(Records from a data source)
begin

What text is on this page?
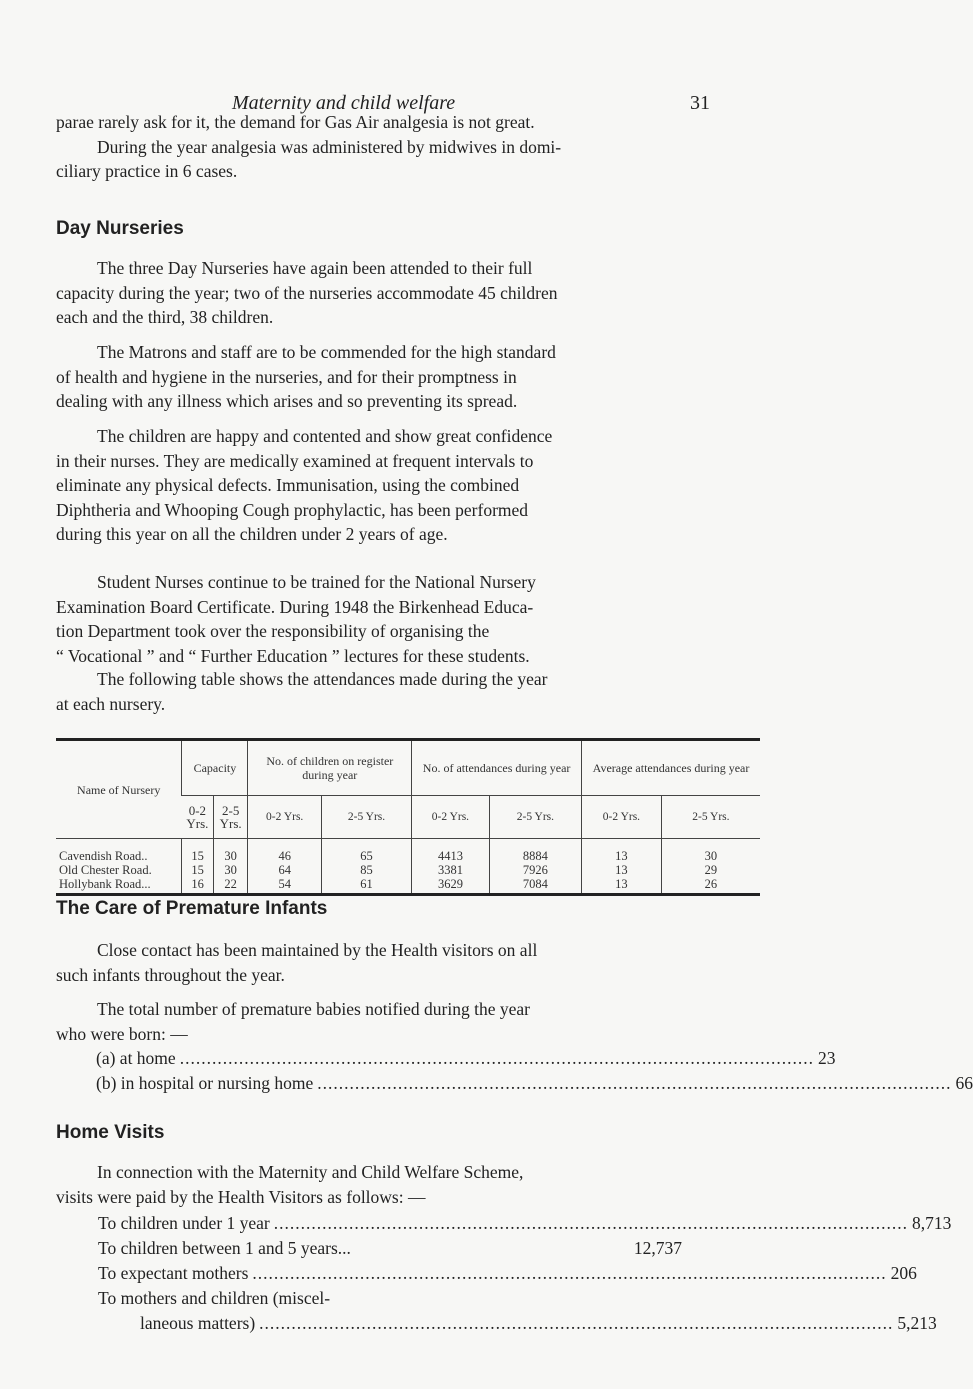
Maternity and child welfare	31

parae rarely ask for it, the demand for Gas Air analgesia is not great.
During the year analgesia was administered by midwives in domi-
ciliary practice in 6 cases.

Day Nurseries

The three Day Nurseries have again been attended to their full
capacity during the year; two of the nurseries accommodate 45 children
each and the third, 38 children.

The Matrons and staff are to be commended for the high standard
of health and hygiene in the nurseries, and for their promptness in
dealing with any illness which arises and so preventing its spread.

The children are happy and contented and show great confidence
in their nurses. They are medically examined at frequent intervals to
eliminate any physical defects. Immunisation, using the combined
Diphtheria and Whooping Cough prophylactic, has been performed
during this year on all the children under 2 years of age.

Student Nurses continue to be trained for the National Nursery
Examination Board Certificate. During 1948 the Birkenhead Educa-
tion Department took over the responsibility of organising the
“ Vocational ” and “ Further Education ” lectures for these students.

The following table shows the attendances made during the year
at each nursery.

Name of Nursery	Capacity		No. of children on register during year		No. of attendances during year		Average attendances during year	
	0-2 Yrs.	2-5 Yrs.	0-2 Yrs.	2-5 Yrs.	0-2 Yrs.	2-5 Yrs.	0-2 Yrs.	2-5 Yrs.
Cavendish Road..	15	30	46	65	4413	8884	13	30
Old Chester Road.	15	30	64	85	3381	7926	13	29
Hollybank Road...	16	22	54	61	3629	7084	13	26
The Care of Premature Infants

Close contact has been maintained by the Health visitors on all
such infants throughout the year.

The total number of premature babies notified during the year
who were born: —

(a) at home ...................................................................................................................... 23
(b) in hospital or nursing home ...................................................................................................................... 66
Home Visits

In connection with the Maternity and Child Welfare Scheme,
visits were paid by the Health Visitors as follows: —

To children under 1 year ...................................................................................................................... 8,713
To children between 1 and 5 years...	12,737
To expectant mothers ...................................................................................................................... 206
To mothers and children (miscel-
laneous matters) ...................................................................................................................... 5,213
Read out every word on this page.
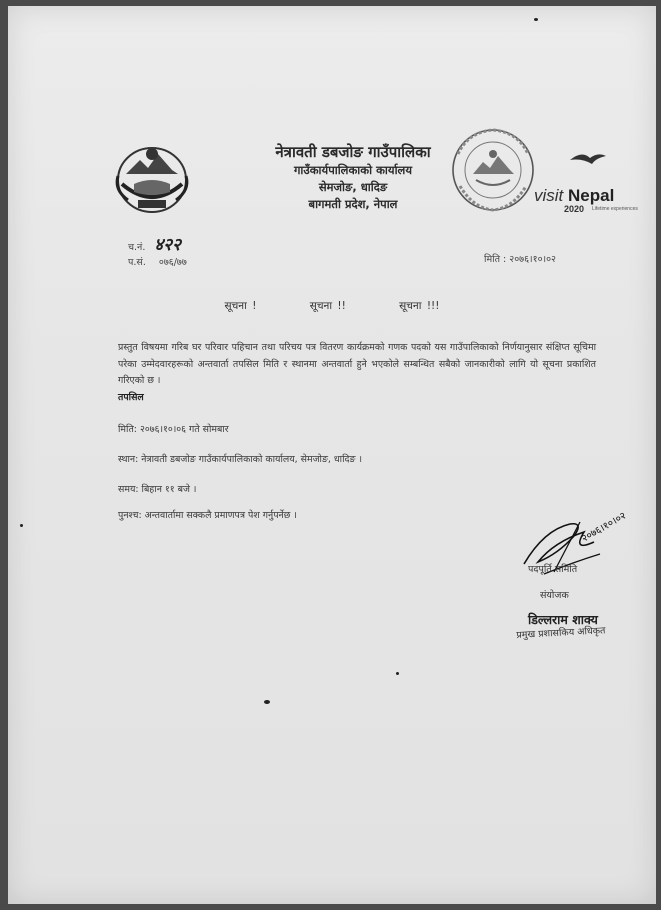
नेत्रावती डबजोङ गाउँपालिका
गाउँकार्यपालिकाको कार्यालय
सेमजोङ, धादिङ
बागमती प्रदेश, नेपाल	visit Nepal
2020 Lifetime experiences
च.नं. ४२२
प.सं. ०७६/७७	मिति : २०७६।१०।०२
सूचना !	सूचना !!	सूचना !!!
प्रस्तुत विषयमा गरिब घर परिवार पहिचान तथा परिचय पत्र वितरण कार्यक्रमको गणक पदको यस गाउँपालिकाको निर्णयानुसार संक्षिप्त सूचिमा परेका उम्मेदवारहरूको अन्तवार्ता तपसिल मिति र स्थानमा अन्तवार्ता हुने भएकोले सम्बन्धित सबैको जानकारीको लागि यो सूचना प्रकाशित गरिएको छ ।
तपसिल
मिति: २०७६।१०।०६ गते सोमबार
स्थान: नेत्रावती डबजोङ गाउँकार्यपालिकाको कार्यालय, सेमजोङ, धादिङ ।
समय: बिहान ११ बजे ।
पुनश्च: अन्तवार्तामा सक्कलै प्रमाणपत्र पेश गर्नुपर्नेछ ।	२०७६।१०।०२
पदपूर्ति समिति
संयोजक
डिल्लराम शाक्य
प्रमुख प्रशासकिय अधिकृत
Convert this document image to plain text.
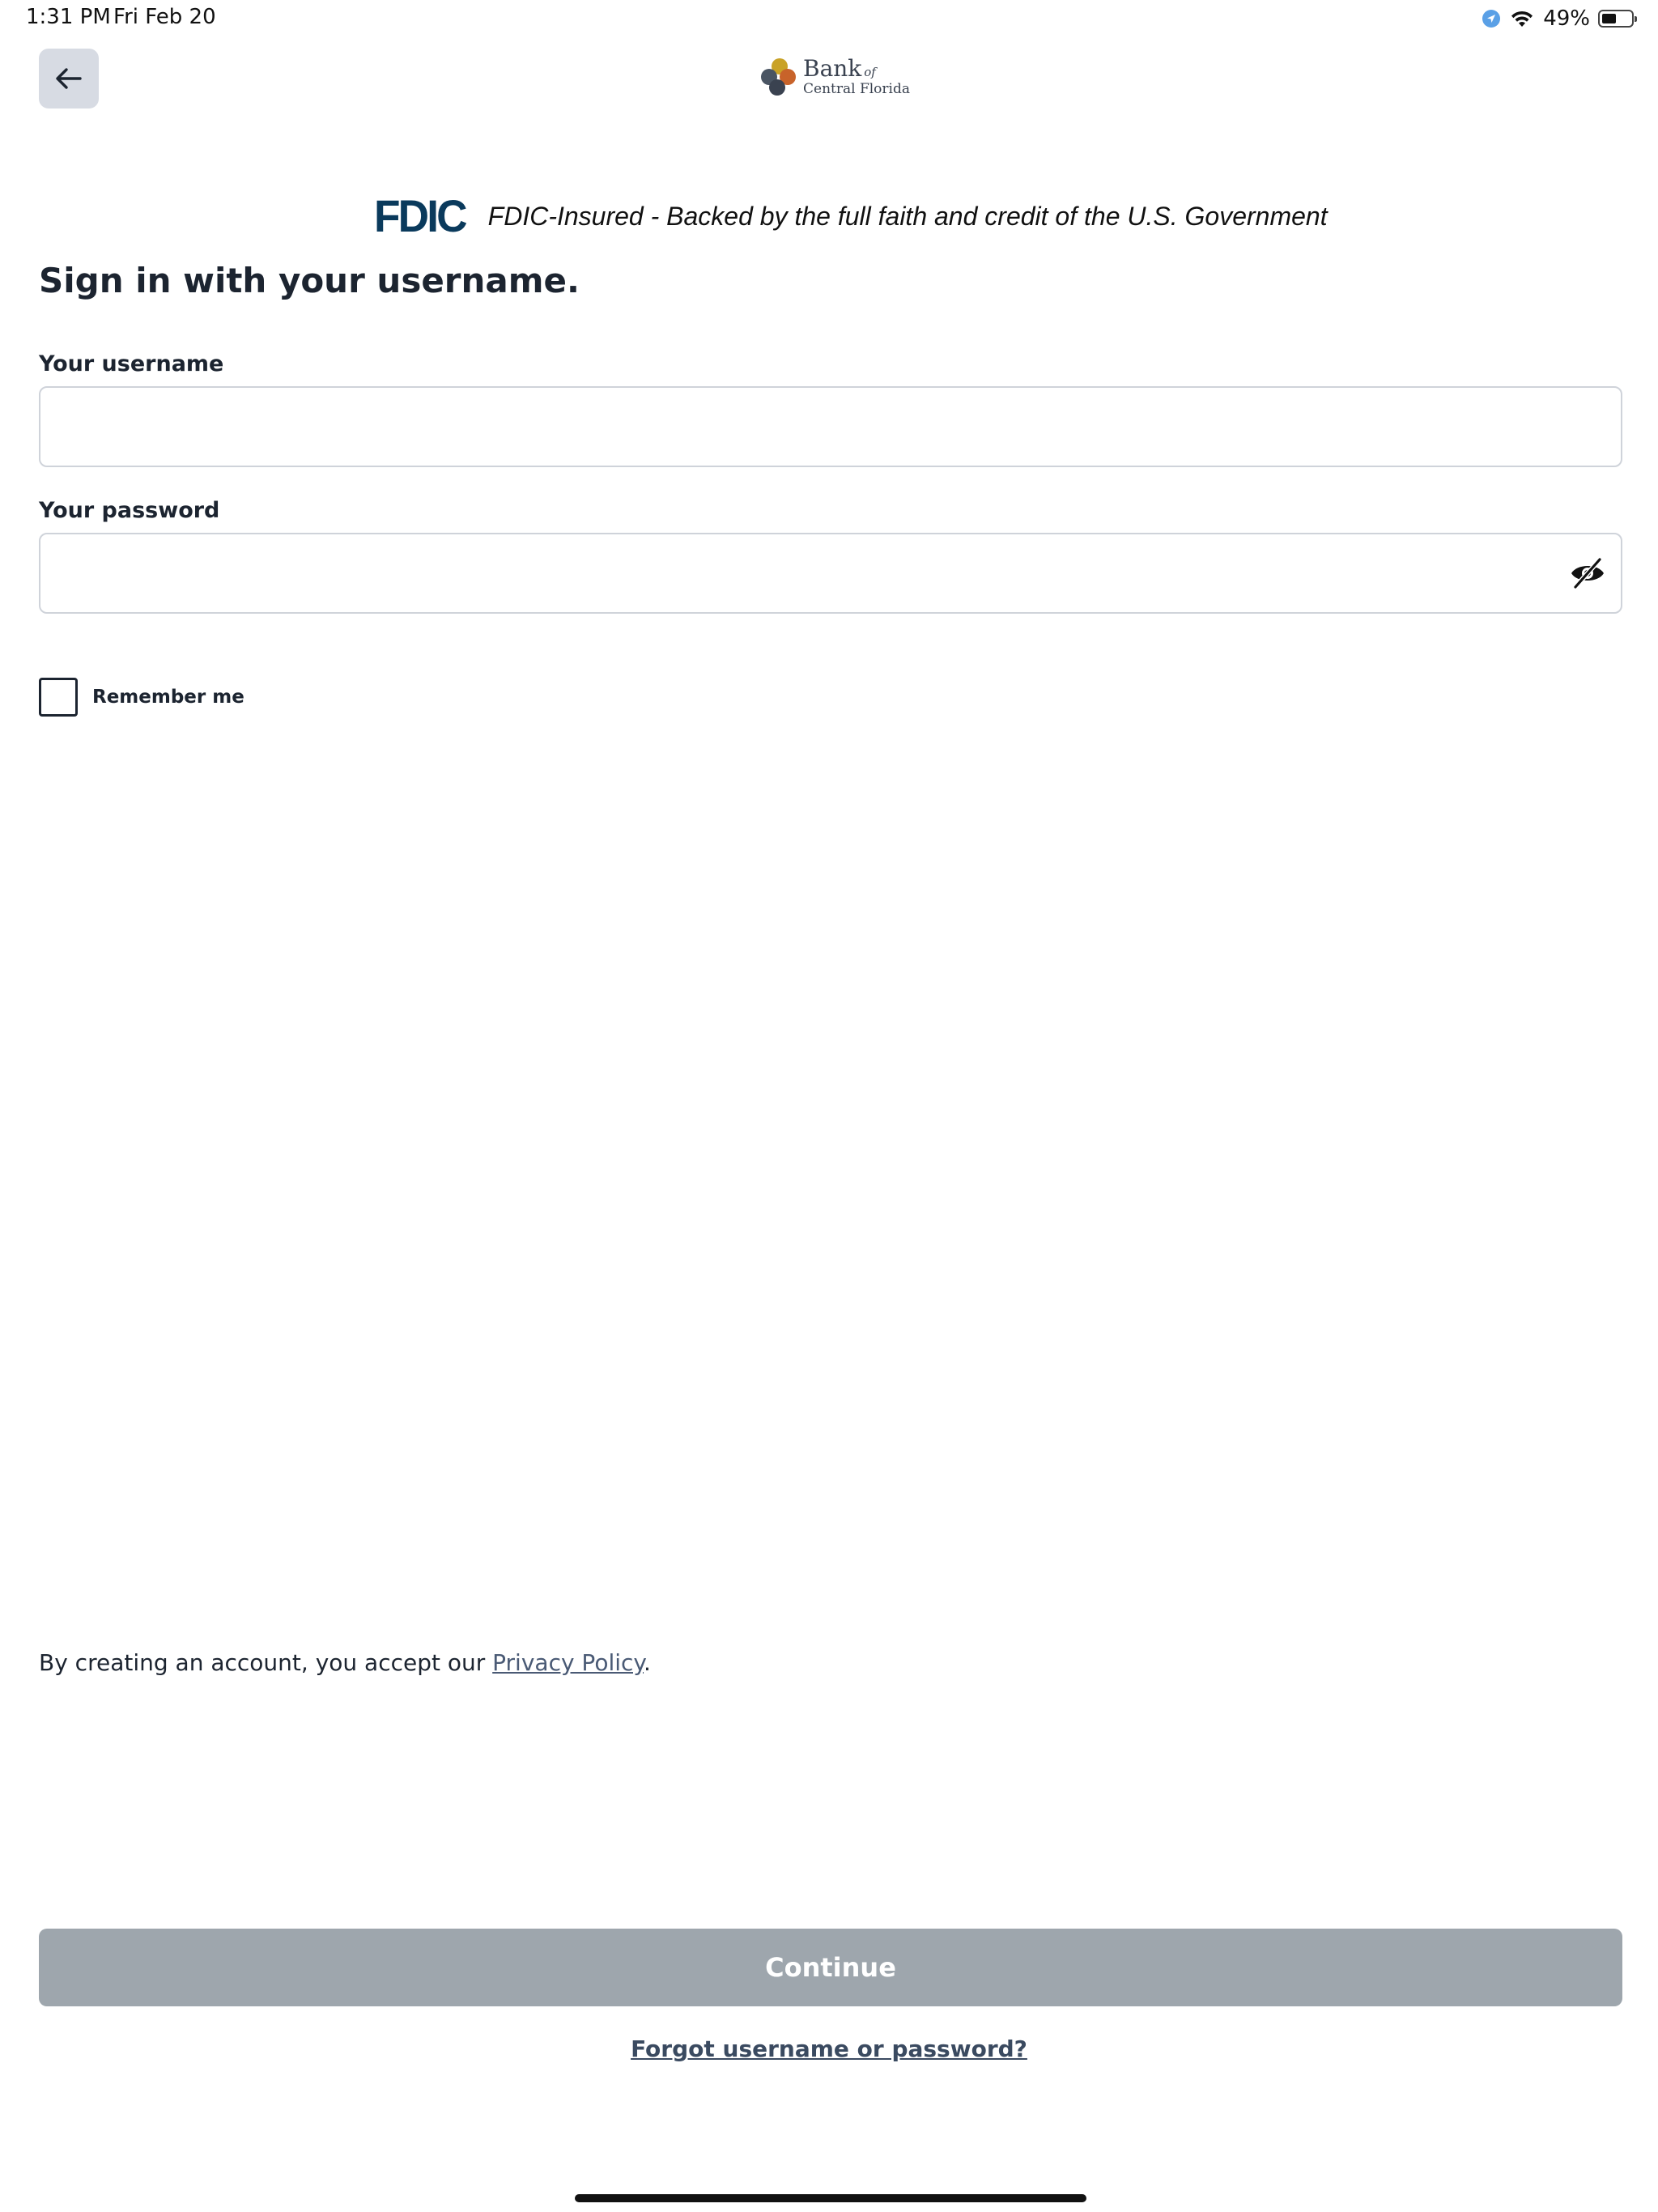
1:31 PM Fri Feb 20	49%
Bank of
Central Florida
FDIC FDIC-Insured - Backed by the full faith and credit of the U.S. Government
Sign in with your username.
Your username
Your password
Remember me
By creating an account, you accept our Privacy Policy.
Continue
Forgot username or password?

end

• **Stated exercise**: Your task is to give again, unchanged, the lines from the line that contains "Convert this document image to plain text." to the end of the records. Include both end lines but no pictures.

• **Written response**:
Convert this document image to plain text.
1:31 PM Fri Feb 20	49%
Bank of
Central Florida
FDIC FDIC-Insured - Backed by the full faith and credit of the U.S. Government
Sign in with your username.
Your username
Your password
Remember me
By creating an account, you accept our Privacy Policy.
Continue
Forgot username or password?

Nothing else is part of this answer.